(Collection entries)
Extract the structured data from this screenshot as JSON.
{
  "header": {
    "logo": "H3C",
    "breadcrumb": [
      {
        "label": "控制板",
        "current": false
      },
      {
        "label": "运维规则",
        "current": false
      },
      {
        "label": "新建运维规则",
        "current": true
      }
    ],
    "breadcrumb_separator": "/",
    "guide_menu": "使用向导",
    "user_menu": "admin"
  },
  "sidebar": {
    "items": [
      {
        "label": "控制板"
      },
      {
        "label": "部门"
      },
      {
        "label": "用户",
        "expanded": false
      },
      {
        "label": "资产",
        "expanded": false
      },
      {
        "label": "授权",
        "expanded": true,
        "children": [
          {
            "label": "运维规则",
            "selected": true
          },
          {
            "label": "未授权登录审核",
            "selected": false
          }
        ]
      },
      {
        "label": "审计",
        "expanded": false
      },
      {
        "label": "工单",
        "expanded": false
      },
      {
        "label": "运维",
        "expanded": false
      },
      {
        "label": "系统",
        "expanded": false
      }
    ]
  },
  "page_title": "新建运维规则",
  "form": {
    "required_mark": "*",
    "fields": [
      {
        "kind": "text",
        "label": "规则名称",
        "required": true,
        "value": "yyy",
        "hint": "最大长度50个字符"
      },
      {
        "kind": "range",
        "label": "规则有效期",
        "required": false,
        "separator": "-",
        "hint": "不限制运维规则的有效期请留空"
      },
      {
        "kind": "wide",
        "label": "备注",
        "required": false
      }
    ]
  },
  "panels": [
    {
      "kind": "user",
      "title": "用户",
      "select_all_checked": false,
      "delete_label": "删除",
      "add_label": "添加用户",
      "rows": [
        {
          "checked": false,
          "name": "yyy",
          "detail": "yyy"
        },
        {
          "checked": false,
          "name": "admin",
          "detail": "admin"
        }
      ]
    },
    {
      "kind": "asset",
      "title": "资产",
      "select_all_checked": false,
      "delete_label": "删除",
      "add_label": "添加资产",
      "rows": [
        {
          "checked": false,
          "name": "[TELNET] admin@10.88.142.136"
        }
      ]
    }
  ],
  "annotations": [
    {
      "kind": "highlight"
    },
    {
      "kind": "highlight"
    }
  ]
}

● **Stated task**
Report how many lines in the listing above include the word "true". Give nothing but the number.

● **Full output**
4